■ THE REQUEST: Skip the pictures. Transcribe the rest of the data below without changing a word.

■ GIVEN RECORDS:
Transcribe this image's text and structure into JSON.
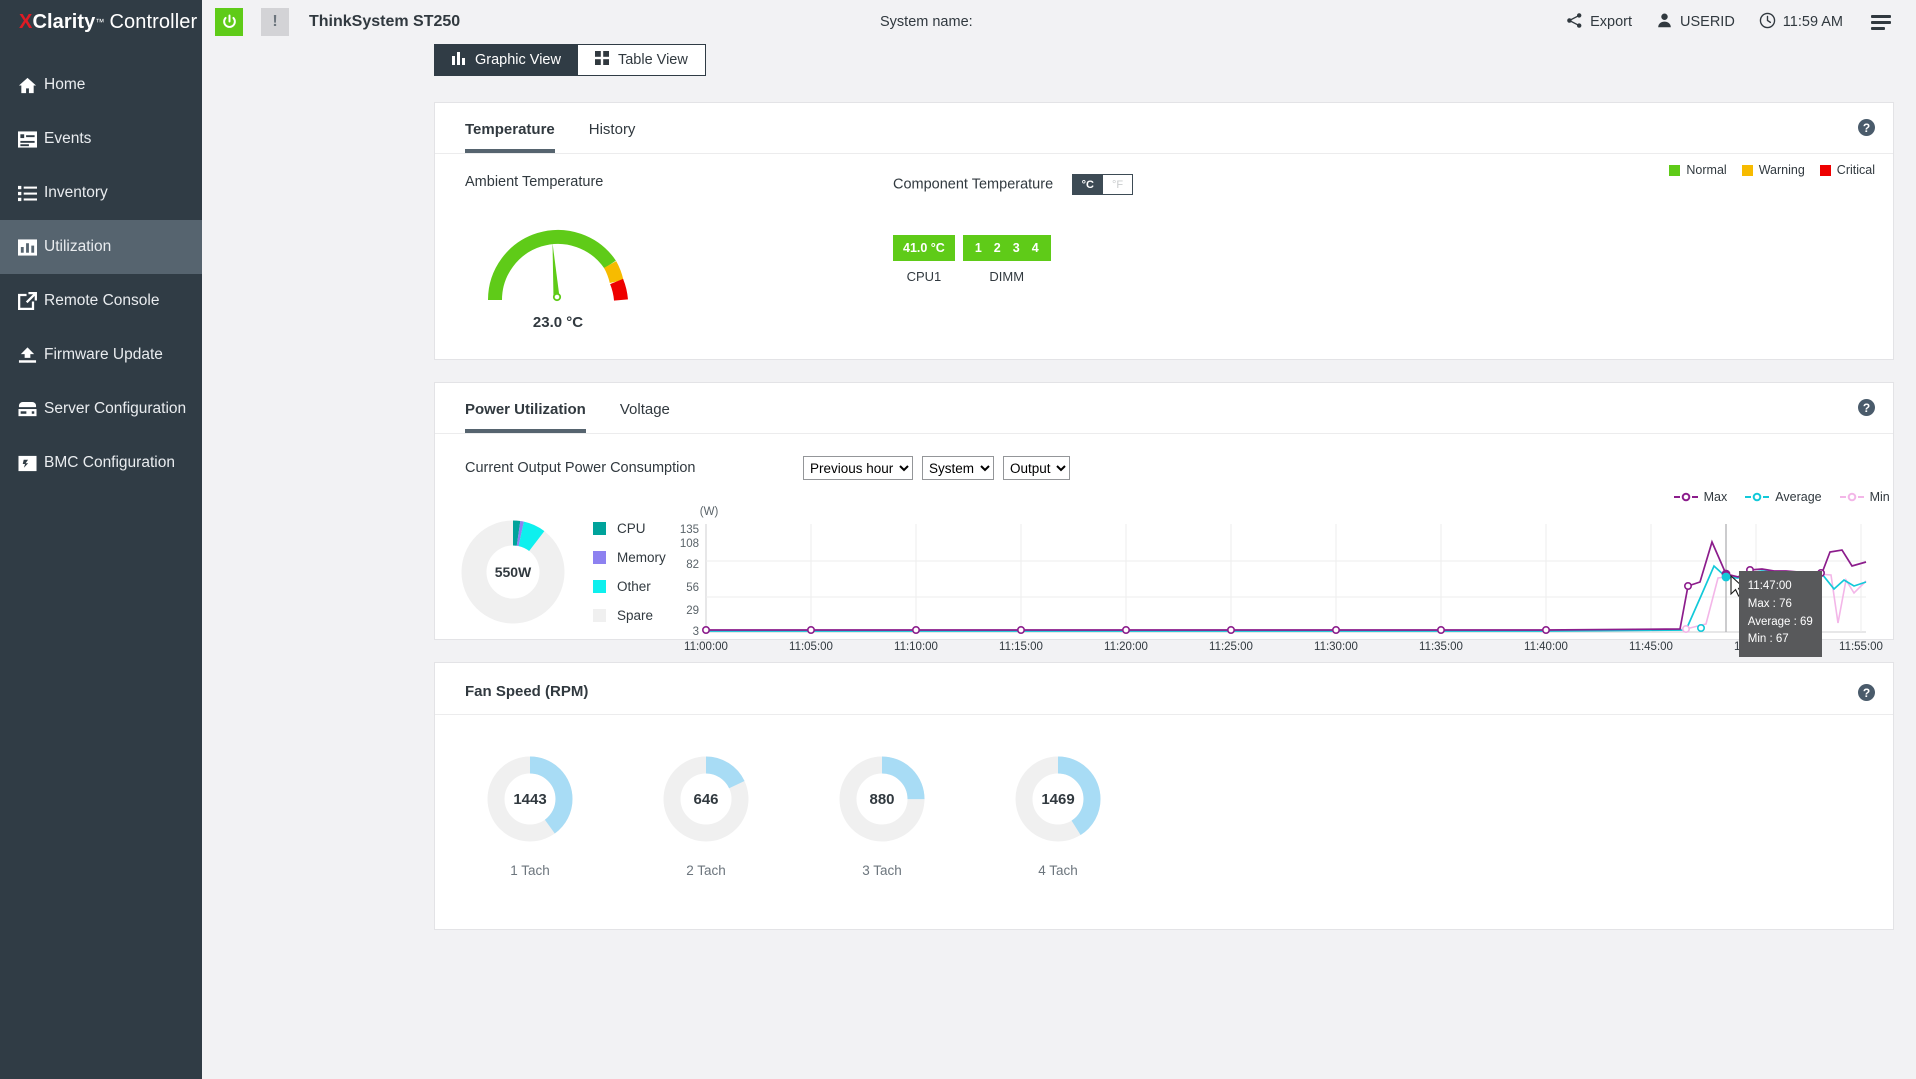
{
  "brand": {
    "x": "X",
    "clarity": "Clarity",
    "tm": "™",
    "controller": "Controller"
  },
  "sidebar": {
    "items": [
      {
        "label": "Home",
        "icon": "home-icon",
        "active": false
      },
      {
        "label": "Events",
        "icon": "events-icon",
        "active": false
      },
      {
        "label": "Inventory",
        "icon": "inventory-icon",
        "active": false
      },
      {
        "label": "Utilization",
        "icon": "utilization-icon",
        "active": true
      },
      {
        "label": "Remote Console",
        "icon": "remote-console-icon",
        "active": false
      },
      {
        "label": "Firmware Update",
        "icon": "firmware-update-icon",
        "active": false
      },
      {
        "label": "Server Configuration",
        "icon": "server-configuration-icon",
        "active": false
      },
      {
        "label": "BMC Configuration",
        "icon": "bmc-configuration-icon",
        "active": false
      }
    ]
  },
  "topbar": {
    "power_icon": "power-icon",
    "status_icon": "warning-icon",
    "status_symbol": "!",
    "model": "ThinkSystem ST250",
    "system_name_label": "System name:",
    "system_name_value": "",
    "export_label": "Export",
    "export_icon": "share-icon",
    "user_label": "USERID",
    "user_icon": "user-icon",
    "time_label": "11:59 AM",
    "time_icon": "clock-icon",
    "menu_icon": "hamburger-icon"
  },
  "view_switch": {
    "graphic": "Graphic View",
    "graphic_icon": "bar-chart-icon",
    "table": "Table View",
    "table_icon": "grid-icon",
    "selected": "Graphic View"
  },
  "temperature_card": {
    "tabs": [
      {
        "label": "Temperature",
        "active": true
      },
      {
        "label": "History",
        "active": false
      }
    ],
    "help_icon": "help-icon",
    "help_symbol": "?",
    "ambient": {
      "title": "Ambient Temperature",
      "value": "23.0 °C"
    },
    "component": {
      "title": "Component Temperature",
      "unit_celsius": "°C",
      "unit_fahrenheit": "°F",
      "selected_unit": "°C",
      "items": [
        {
          "badge": "41.0 °C",
          "label": "CPU1",
          "state": "Normal"
        },
        {
          "badge": "1 2 3 4",
          "label": "DIMM",
          "state": "Normal",
          "slots": [
            "1",
            "2",
            "3",
            "4"
          ]
        }
      ]
    },
    "legend": [
      {
        "label": "Normal",
        "color": "#5fcb18"
      },
      {
        "label": "Warning",
        "color": "#f7bb00"
      },
      {
        "label": "Critical",
        "color": "#ee0000"
      }
    ],
    "gauge": {
      "min_pct": 0,
      "value_pct": 47,
      "green_end_pct": 80,
      "warn_end_pct": 89
    }
  },
  "power_card": {
    "tabs": [
      {
        "label": "Power Utilization",
        "active": true
      },
      {
        "label": "Voltage",
        "active": false
      }
    ],
    "help_icon": "help-icon",
    "help_symbol": "?",
    "title": "Current Output Power Consumption",
    "selects": [
      {
        "name": "range-select",
        "value": "Previous hour",
        "options": [
          "Previous hour"
        ]
      },
      {
        "name": "scope-select",
        "value": "System",
        "options": [
          "System"
        ]
      },
      {
        "name": "type-select",
        "value": "Output",
        "options": [
          "Output"
        ]
      }
    ],
    "donut": {
      "center_label": "550W",
      "legend": [
        {
          "label": "CPU",
          "color": "#00a39b",
          "pct": 2.3
        },
        {
          "label": "Memory",
          "color": "#8d81f0",
          "pct": 1.1
        },
        {
          "label": "Other",
          "color": "#0ef0ee",
          "pct": 7.0
        },
        {
          "label": "Spare",
          "color": "#f0f0f0",
          "pct": 89.6
        }
      ]
    },
    "tooltip": {
      "time": "11:47:00",
      "max": "Max : 76",
      "average": "Average : 69",
      "min": "Min : 67"
    },
    "chart_data": {
      "type": "line",
      "title": "Current Output Power Consumption",
      "unit": "(W)",
      "ylabel": "(W)",
      "xlabel": "",
      "yticks": [
        3,
        29,
        56,
        82,
        108,
        135
      ],
      "ylim": [
        0,
        142
      ],
      "grid": true,
      "legend_position": "top-right",
      "xticks": [
        "11:00:00",
        "11:05:00",
        "11:10:00",
        "11:15:00",
        "11:20:00",
        "11:25:00",
        "11:30:00",
        "11:35:00",
        "11:40:00",
        "11:45:00",
        "11:50:00",
        "11:55:00"
      ],
      "x": [
        "11:00:00",
        "11:05:00",
        "11:10:00",
        "11:15:00",
        "11:20:00",
        "11:25:00",
        "11:30:00",
        "11:35:00",
        "11:40:00",
        "11:44:00",
        "11:45:00",
        "11:46:00",
        "11:47:00",
        "11:48:00",
        "11:49:00",
        "11:50:00",
        "11:51:00",
        "11:52:00",
        "11:53:00",
        "11:54:00",
        "11:55:00",
        "11:56:00",
        "11:57:00",
        "11:58:00",
        "11:59:00"
      ],
      "series": [
        {
          "name": "Max",
          "color": "#8c1d8c",
          "values": [
            3,
            3,
            3,
            3,
            3,
            3,
            3,
            3,
            3,
            58,
            66,
            118,
            76,
            72,
            80,
            81,
            79,
            78,
            77,
            77,
            76,
            110,
            112,
            92,
            97
          ]
        },
        {
          "name": "Average",
          "color": "#12c9d9",
          "values": [
            3,
            3,
            3,
            3,
            3,
            3,
            3,
            3,
            3,
            6,
            46,
            83,
            69,
            68,
            74,
            76,
            75,
            75,
            74,
            74,
            73,
            56,
            66,
            58,
            64
          ]
        },
        {
          "name": "Min",
          "color": "#f3b6e8",
          "values": [
            3,
            3,
            3,
            3,
            3,
            3,
            3,
            3,
            3,
            4,
            10,
            66,
            67,
            66,
            72,
            74,
            73,
            73,
            72,
            72,
            71,
            12,
            58,
            44,
            60
          ]
        }
      ]
    }
  },
  "fan_card": {
    "title": "Fan Speed (RPM)",
    "help_icon": "help-icon",
    "help_symbol": "?",
    "color": "#a8dcf5",
    "fans": [
      {
        "value": "1443",
        "label": "1 Tach",
        "pct": 40
      },
      {
        "value": "646",
        "label": "2 Tach",
        "pct": 18
      },
      {
        "value": "880",
        "label": "3 Tach",
        "pct": 25
      },
      {
        "value": "1469",
        "label": "4 Tach",
        "pct": 41
      }
    ]
  }
}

■ RESULT OF THIS TASK:
Transcribe this image's text and structure into JSON.
{
  "brand": {
    "x": "X",
    "clarity": "Clarity",
    "tm": "™",
    "controller": "Controller"
  },
  "sidebar": {
    "items": [
      {
        "label": "Home",
        "icon": "home-icon",
        "active": false
      },
      {
        "label": "Events",
        "icon": "events-icon",
        "active": false
      },
      {
        "label": "Inventory",
        "icon": "inventory-icon",
        "active": false
      },
      {
        "label": "Utilization",
        "icon": "utilization-icon",
        "active": true
      },
      {
        "label": "Remote Console",
        "icon": "remote-console-icon",
        "active": false
      },
      {
        "label": "Firmware Update",
        "icon": "firmware-update-icon",
        "active": false
      },
      {
        "label": "Server Configuration",
        "icon": "server-configuration-icon",
        "active": false
      },
      {
        "label": "BMC Configuration",
        "icon": "bmc-configuration-icon",
        "active": false
      }
    ]
  },
  "topbar": {
    "power_icon": "power-icon",
    "status_icon": "warning-icon",
    "status_symbol": "!",
    "model": "ThinkSystem ST250",
    "system_name_label": "System name:",
    "system_name_value": "",
    "export_label": "Export",
    "export_icon": "share-icon",
    "user_label": "USERID",
    "user_icon": "user-icon",
    "time_label": "11:59 AM",
    "time_icon": "clock-icon",
    "menu_icon": "hamburger-icon"
  },
  "view_switch": {
    "graphic": "Graphic View",
    "graphic_icon": "bar-chart-icon",
    "table": "Table View",
    "table_icon": "grid-icon",
    "selected": "Graphic View"
  },
  "temperature_card": {
    "tabs": [
      {
        "label": "Temperature",
        "active": true
      },
      {
        "label": "History",
        "active": false
      }
    ],
    "help_icon": "help-icon",
    "help_symbol": "?",
    "ambient": {
      "title": "Ambient Temperature",
      "value": "23.0 °C"
    },
    "component": {
      "title": "Component Temperature",
      "unit_celsius": "°C",
      "unit_fahrenheit": "°F",
      "selected_unit": "°C",
      "items": [
        {
          "badge": "41.0 °C",
          "label": "CPU1",
          "state": "Normal"
        },
        {
          "badge": "1 2 3 4",
          "label": "DIMM",
          "state": "Normal",
          "slots": [
            "1",
            "2",
            "3",
            "4"
          ]
        }
      ]
    },
    "legend": [
      {
        "label": "Normal",
        "color": "#5fcb18"
      },
      {
        "label": "Warning",
        "color": "#f7bb00"
      },
      {
        "label": "Critical",
        "color": "#ee0000"
      }
    ],
    "gauge": {
      "min_pct": 0,
      "value_pct": 47,
      "green_end_pct": 80,
      "warn_end_pct": 89
    }
  },
  "power_card": {
    "tabs": [
      {
        "label": "Power Utilization",
        "active": true
      },
      {
        "label": "Voltage",
        "active": false
      }
    ],
    "help_icon": "help-icon",
    "help_symbol": "?",
    "title": "Current Output Power Consumption",
    "selects": [
      {
        "name": "range-select",
        "value": "Previous hour",
        "options": [
          "Previous hour"
        ]
      },
      {
        "name": "scope-select",
        "value": "System",
        "options": [
          "System"
        ]
      },
      {
        "name": "type-select",
        "value": "Output",
        "options": [
          "Output"
        ]
      }
    ],
    "donut": {
      "center_label": "550W",
      "legend": [
        {
          "label": "CPU",
          "color": "#00a39b",
          "pct": 2.3
        },
        {
          "label": "Memory",
          "color": "#8d81f0",
          "pct": 1.1
        },
        {
          "label": "Other",
          "color": "#0ef0ee",
          "pct": 7.0
        },
        {
          "label": "Spare",
          "color": "#f0f0f0",
          "pct": 89.6
        }
      ]
    },
    "tooltip": {
      "time": "11:47:00",
      "max": "Max : 76",
      "average": "Average : 69",
      "min": "Min : 67"
    },
    "chart_data": {
      "type": "line",
      "title": "Current Output Power Consumption",
      "unit": "(W)",
      "ylabel": "(W)",
      "xlabel": "",
      "yticks": [
        3,
        29,
        56,
        82,
        108,
        135
      ],
      "ylim": [
        0,
        142
      ],
      "grid": true,
      "legend_position": "top-right",
      "xticks": [
        "11:00:00",
        "11:05:00",
        "11:10:00",
        "11:15:00",
        "11:20:00",
        "11:25:00",
        "11:30:00",
        "11:35:00",
        "11:40:00",
        "11:45:00",
        "11:50:00",
        "11:55:00"
      ],
      "x": [
        "11:00:00",
        "11:05:00",
        "11:10:00",
        "11:15:00",
        "11:20:00",
        "11:25:00",
        "11:30:00",
        "11:35:00",
        "11:40:00",
        "11:44:00",
        "11:45:00",
        "11:46:00",
        "11:47:00",
        "11:48:00",
        "11:49:00",
        "11:50:00",
        "11:51:00",
        "11:52:00",
        "11:53:00",
        "11:54:00",
        "11:55:00",
        "11:56:00",
        "11:57:00",
        "11:58:00",
        "11:59:00"
      ],
      "series": [
        {
          "name": "Max",
          "color": "#8c1d8c",
          "values": [
            3,
            3,
            3,
            3,
            3,
            3,
            3,
            3,
            3,
            58,
            66,
            118,
            76,
            72,
            80,
            81,
            79,
            78,
            77,
            77,
            76,
            110,
            112,
            92,
            97
          ]
        },
        {
          "name": "Average",
          "color": "#12c9d9",
          "values": [
            3,
            3,
            3,
            3,
            3,
            3,
            3,
            3,
            3,
            6,
            46,
            83,
            69,
            68,
            74,
            76,
            75,
            75,
            74,
            74,
            73,
            56,
            66,
            58,
            64
          ]
        },
        {
          "name": "Min",
          "color": "#f3b6e8",
          "values": [
            3,
            3,
            3,
            3,
            3,
            3,
            3,
            3,
            3,
            4,
            10,
            66,
            67,
            66,
            72,
            74,
            73,
            73,
            72,
            72,
            71,
            12,
            58,
            44,
            60
          ]
        }
      ]
    }
  },
  "fan_card": {
    "title": "Fan Speed (RPM)",
    "help_icon": "help-icon",
    "help_symbol": "?",
    "color": "#a8dcf5",
    "fans": [
      {
        "value": "1443",
        "label": "1 Tach",
        "pct": 40
      },
      {
        "value": "646",
        "label": "2 Tach",
        "pct": 18
      },
      {
        "value": "880",
        "label": "3 Tach",
        "pct": 25
      },
      {
        "value": "1469",
        "label": "4 Tach",
        "pct": 41
      }
    ]
  }
}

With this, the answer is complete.